> **Goal of the exercise**
Check every line of the entries below for the word "체중감소가", and copy the ones that have it.

[Saved entries]
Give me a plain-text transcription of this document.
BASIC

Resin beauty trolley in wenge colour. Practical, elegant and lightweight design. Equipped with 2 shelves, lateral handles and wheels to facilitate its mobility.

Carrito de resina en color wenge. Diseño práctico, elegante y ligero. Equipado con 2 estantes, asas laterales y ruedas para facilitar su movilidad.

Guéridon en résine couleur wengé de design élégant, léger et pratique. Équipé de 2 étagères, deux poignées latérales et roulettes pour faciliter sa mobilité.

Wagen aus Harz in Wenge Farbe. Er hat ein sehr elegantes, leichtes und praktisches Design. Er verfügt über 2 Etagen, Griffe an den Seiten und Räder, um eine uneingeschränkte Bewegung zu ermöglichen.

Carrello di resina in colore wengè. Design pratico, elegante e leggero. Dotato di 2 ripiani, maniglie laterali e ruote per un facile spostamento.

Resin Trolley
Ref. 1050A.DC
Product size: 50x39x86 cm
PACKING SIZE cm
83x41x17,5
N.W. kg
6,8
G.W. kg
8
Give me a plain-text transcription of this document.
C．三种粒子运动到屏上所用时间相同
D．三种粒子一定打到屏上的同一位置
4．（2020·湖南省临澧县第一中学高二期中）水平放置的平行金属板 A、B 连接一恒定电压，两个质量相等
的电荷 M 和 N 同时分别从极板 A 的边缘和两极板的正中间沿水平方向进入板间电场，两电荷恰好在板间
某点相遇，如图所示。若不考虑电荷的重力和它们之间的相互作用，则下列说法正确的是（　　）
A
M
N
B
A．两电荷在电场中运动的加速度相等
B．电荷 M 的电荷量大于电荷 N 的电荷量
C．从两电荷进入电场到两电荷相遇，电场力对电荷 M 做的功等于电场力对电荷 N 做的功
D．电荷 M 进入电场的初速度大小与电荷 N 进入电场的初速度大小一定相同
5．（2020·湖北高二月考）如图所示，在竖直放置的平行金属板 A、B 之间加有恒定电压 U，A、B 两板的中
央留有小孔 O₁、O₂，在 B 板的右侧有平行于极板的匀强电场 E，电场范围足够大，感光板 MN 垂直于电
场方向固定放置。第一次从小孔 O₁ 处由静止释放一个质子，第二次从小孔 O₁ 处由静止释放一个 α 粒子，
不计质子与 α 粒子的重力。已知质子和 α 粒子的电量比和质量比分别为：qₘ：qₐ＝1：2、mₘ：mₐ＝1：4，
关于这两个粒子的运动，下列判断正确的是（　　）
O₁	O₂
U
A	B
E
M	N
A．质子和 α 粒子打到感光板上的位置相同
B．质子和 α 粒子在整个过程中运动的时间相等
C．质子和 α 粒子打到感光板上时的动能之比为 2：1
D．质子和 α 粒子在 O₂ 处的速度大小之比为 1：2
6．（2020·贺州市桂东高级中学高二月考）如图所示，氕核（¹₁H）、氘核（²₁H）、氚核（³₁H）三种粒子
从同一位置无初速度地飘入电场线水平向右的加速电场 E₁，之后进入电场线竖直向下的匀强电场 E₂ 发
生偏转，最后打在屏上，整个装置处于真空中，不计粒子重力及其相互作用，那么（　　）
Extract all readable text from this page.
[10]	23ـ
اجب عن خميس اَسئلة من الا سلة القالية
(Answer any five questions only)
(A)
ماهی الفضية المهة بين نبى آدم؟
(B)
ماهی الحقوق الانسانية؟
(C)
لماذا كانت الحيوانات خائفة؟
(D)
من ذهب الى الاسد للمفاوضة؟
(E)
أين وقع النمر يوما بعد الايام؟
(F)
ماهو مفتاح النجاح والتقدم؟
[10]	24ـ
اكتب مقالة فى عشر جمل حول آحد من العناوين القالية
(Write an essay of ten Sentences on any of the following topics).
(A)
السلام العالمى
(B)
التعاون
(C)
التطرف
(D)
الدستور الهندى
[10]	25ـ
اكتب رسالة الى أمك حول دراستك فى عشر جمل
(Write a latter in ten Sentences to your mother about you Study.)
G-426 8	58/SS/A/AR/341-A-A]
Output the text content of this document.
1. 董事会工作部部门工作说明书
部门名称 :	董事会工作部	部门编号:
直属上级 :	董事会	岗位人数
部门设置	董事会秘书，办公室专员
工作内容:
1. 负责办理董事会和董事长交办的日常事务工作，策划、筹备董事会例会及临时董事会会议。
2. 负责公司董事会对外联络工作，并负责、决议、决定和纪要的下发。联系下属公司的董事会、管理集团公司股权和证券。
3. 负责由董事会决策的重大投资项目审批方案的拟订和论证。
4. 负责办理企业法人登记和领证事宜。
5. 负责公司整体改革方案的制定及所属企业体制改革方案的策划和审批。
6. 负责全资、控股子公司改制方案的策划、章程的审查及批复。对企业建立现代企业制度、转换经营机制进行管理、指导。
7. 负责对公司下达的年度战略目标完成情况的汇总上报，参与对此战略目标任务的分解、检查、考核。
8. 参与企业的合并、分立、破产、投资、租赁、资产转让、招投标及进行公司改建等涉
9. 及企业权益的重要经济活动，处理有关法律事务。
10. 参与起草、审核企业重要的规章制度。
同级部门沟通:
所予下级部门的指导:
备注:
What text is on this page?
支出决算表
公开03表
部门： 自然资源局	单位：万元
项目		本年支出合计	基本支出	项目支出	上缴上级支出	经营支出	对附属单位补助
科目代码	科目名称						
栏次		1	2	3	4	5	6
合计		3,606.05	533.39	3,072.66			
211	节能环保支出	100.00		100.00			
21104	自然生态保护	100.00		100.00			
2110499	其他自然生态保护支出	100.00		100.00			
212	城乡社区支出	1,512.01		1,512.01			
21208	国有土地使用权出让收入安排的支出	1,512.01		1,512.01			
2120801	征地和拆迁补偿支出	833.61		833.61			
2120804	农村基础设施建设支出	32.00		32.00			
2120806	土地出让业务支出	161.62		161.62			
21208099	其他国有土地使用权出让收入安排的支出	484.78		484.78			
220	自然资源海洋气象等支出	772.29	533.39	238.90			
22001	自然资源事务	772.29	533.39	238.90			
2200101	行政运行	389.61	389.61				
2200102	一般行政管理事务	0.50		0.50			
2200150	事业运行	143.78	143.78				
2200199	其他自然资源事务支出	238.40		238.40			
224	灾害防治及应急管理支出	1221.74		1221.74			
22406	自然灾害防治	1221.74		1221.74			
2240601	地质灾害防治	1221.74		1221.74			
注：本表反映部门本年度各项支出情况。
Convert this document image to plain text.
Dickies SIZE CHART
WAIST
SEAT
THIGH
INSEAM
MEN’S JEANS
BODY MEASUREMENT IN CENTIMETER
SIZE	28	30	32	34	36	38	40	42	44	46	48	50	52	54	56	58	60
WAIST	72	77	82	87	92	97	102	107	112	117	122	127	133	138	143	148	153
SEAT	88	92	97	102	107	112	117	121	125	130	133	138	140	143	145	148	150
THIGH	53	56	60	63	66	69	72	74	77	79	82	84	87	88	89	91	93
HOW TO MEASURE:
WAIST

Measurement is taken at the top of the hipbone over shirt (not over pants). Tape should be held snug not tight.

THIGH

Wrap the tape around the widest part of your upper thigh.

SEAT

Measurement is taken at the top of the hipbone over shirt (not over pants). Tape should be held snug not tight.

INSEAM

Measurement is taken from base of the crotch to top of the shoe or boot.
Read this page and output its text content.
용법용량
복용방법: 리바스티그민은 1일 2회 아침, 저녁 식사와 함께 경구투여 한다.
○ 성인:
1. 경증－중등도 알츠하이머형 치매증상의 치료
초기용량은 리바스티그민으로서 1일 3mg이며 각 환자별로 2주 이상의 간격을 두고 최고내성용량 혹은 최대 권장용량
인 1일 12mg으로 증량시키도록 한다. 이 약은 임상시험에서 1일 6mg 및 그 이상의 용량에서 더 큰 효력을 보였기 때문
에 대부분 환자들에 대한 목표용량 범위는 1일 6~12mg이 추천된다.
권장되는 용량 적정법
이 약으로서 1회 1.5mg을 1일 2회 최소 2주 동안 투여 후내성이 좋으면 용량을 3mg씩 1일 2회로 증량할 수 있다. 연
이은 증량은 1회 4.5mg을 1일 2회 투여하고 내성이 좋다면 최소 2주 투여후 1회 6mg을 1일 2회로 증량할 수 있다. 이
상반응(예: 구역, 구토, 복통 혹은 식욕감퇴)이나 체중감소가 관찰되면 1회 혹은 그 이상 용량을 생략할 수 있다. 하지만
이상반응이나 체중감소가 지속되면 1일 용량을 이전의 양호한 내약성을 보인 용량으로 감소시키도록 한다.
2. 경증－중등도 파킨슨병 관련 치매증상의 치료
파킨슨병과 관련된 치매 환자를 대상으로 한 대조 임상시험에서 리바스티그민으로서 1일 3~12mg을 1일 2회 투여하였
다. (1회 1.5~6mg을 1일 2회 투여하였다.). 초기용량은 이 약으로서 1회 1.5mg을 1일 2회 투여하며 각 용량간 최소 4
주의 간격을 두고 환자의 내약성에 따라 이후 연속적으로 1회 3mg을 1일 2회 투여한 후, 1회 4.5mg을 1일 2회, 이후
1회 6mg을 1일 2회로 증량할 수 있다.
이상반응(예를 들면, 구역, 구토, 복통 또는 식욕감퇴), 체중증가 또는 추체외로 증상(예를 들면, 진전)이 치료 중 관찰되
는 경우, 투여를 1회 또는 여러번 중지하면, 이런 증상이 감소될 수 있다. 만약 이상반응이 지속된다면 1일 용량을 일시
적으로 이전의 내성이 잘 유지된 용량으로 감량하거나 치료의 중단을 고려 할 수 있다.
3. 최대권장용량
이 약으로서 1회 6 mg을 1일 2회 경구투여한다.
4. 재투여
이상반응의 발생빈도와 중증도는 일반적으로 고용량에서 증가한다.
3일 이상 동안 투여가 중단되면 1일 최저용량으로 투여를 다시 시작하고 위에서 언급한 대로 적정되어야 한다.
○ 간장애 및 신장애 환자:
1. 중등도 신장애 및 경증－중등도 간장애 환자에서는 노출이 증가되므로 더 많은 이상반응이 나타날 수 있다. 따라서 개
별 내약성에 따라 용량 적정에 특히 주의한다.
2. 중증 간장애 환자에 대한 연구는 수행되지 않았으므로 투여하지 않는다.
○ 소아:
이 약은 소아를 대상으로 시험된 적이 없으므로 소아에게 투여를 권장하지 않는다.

> **Task result**
상반응(예: 구역, 구토, 복통 혹은 식욕감퇴)이나 체중감소가 관찰되면 1회 혹은 그 이상 용량을 생략할 수 있다. 하지만
이상반응이나 체중감소가 지속되면 1일 용량을 이전의 양호한 내약성을 보인 용량으로 감소시키도록 한다.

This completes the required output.